TASK TO COMPLETE: Go through the data below and gather each line containing "Obtain".
>> START RAW RECORDS
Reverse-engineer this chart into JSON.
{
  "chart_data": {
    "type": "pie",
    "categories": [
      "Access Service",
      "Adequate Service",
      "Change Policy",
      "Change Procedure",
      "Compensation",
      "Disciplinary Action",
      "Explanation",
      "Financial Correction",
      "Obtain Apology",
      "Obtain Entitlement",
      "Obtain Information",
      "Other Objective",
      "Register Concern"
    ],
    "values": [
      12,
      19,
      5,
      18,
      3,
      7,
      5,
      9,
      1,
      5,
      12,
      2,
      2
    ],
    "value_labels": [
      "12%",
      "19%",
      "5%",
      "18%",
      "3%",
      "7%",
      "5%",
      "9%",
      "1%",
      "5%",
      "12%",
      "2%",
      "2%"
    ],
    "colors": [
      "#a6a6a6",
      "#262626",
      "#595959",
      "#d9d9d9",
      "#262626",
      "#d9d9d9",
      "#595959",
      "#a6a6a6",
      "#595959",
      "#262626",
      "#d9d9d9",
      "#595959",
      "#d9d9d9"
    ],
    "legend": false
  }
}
>> END RAW RECORDS
RESPONSE TO THE TASK:
      "Obtain Apology",
      "Obtain Entitlement",
      "Obtain Information",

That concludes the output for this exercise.